**RECORDS SUPPLIED:**
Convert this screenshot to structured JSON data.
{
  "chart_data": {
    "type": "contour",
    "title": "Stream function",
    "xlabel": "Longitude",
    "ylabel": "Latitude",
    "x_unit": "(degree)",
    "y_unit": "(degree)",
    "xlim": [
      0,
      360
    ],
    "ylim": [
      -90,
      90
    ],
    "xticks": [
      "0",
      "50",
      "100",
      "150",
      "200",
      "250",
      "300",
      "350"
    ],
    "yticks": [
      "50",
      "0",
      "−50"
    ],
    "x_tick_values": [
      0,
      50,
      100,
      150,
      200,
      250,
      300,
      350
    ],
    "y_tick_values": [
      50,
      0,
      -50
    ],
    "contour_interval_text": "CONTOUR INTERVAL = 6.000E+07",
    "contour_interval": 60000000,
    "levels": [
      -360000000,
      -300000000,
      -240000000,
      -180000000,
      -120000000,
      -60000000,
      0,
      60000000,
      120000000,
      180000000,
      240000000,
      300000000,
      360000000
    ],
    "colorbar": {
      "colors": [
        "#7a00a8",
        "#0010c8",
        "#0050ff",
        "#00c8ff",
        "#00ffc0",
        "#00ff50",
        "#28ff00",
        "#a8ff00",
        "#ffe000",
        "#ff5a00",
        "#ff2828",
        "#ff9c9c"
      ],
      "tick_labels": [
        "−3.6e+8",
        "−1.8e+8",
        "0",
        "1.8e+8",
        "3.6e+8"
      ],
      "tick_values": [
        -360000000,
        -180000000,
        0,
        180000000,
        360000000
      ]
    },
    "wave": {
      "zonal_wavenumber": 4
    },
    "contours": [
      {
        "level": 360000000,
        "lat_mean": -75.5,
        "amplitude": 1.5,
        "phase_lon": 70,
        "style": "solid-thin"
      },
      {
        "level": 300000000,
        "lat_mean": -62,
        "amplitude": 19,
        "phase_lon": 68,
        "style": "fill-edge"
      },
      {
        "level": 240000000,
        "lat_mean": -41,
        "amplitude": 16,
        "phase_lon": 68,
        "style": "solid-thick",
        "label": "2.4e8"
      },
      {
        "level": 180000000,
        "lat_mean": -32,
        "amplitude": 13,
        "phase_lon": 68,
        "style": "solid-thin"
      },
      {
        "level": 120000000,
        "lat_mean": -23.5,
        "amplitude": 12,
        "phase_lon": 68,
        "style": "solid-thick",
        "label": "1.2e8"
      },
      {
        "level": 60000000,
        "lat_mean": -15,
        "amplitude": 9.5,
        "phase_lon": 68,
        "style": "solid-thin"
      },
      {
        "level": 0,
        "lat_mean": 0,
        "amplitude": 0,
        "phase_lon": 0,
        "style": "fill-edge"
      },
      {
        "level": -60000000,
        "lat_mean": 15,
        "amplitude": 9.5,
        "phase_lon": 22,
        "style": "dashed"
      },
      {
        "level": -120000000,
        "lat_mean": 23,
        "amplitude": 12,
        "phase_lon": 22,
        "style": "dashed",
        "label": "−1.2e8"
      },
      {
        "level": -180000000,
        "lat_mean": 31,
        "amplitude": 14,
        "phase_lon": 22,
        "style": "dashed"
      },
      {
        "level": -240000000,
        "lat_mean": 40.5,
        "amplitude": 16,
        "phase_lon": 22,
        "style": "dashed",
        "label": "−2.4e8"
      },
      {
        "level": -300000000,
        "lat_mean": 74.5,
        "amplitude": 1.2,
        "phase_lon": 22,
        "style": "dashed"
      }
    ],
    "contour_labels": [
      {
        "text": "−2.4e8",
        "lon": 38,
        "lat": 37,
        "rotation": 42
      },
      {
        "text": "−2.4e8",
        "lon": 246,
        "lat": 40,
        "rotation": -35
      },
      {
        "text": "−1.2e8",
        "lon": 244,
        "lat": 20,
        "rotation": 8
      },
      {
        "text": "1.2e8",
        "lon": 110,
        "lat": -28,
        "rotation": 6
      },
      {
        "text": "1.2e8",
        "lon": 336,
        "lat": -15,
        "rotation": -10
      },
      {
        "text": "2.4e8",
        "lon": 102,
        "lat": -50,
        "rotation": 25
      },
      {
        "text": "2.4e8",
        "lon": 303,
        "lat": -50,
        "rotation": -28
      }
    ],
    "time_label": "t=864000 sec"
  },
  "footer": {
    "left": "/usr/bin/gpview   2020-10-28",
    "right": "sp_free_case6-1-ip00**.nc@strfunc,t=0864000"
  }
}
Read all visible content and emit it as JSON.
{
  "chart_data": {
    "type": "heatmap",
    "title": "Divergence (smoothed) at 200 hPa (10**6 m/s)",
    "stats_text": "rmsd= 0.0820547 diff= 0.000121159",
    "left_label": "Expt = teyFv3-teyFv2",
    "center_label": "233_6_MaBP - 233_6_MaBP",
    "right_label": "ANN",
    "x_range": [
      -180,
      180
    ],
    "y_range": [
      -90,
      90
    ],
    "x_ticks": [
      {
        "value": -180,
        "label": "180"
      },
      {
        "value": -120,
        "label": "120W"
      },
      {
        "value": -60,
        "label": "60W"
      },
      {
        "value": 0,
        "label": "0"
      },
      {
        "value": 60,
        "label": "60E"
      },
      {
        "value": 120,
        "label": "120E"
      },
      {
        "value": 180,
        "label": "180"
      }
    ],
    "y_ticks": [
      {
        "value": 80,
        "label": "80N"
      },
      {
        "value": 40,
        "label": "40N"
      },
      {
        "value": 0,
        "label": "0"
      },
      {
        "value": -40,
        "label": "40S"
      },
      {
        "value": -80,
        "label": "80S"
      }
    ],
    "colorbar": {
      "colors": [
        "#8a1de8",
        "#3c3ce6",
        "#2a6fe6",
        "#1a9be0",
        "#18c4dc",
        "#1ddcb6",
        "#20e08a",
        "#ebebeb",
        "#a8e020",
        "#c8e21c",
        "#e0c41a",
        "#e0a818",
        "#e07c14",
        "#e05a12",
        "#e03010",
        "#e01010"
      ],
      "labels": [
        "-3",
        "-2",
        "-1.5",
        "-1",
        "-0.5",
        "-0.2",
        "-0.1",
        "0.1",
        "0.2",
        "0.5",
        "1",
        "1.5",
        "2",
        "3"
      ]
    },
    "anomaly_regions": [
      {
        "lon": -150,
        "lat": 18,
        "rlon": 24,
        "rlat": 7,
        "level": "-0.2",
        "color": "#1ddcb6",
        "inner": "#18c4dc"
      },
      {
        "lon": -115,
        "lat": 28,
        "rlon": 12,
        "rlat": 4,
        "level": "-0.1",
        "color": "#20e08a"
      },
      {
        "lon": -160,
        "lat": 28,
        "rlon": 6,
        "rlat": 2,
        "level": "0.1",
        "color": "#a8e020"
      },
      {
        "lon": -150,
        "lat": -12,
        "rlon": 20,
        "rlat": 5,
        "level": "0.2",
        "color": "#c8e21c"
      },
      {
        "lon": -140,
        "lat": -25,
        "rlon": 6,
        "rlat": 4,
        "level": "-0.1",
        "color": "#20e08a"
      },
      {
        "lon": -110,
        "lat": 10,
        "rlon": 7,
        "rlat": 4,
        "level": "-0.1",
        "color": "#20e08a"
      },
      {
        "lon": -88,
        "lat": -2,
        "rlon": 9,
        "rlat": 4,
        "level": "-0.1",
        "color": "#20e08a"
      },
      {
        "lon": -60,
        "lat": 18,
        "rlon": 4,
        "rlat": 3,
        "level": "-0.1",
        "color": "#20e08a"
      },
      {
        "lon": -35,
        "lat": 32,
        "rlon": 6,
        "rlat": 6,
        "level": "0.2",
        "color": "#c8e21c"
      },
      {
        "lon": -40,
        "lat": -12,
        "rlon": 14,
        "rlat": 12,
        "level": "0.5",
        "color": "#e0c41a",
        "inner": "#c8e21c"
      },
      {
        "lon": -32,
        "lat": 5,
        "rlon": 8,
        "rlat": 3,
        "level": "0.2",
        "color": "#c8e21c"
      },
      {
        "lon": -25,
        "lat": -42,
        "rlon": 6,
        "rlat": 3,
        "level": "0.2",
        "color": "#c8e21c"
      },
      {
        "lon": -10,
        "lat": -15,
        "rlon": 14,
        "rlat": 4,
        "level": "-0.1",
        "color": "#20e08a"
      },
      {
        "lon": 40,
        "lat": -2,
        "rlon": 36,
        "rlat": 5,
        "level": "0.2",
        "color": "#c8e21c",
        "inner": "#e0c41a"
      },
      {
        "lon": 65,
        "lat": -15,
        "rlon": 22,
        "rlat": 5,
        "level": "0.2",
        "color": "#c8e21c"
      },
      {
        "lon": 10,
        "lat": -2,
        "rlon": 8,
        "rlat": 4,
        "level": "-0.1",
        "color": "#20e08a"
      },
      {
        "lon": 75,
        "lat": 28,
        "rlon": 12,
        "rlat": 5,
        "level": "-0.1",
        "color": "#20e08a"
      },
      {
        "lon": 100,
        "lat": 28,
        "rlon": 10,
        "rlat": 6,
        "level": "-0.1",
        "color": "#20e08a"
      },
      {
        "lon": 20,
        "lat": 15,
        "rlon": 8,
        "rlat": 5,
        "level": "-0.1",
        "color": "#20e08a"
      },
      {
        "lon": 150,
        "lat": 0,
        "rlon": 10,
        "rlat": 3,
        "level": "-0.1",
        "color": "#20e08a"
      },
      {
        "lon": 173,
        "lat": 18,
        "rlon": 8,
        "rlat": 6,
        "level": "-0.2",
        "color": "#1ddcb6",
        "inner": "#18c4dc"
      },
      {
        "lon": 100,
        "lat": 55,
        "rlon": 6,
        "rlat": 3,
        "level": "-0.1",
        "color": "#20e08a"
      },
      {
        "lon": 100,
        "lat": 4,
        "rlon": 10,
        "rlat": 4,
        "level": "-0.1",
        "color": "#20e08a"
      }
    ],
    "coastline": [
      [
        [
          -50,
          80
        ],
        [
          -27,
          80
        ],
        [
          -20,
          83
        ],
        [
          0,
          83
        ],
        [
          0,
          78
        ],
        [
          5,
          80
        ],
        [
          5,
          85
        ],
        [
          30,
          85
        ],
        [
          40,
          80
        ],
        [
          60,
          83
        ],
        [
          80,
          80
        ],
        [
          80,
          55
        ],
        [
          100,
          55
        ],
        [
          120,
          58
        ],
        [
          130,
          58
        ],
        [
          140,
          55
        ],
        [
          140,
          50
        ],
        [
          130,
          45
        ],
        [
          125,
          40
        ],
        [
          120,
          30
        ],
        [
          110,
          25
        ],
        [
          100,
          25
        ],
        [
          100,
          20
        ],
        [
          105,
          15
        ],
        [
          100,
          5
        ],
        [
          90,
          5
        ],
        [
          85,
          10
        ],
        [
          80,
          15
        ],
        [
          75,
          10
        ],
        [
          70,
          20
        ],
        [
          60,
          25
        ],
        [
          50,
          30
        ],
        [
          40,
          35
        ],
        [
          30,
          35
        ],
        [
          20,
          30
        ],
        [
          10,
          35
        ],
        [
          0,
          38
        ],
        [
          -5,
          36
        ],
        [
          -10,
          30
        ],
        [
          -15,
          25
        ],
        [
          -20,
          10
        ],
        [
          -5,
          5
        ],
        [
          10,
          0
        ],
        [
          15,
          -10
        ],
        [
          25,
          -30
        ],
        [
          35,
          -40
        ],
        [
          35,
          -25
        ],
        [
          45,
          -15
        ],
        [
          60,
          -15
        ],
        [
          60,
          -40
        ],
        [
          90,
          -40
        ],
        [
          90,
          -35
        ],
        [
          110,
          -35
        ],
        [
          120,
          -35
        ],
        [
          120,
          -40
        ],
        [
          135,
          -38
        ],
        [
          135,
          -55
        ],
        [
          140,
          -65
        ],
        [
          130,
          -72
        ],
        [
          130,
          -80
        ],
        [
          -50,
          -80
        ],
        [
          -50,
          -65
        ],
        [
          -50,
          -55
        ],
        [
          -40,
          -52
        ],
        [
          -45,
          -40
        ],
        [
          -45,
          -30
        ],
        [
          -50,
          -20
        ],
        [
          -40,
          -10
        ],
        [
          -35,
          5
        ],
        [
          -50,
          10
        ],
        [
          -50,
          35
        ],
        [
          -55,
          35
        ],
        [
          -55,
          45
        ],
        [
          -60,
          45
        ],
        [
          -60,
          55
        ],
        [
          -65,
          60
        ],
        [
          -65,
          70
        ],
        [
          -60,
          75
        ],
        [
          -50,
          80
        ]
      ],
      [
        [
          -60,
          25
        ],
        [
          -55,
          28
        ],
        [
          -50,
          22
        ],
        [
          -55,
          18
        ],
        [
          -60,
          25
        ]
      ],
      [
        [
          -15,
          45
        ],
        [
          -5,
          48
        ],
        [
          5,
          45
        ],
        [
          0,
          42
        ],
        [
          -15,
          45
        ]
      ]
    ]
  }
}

**YOUR OBJECTIVE:** Search the records for the word "inner" and copy every line where it occurs.

**SOLUTION TO THE EXERCISE:**
        "inner": "#18c4dc"
        "inner": "#c8e21c"
        "inner": "#e0c41a"
        "inner": "#18c4dc"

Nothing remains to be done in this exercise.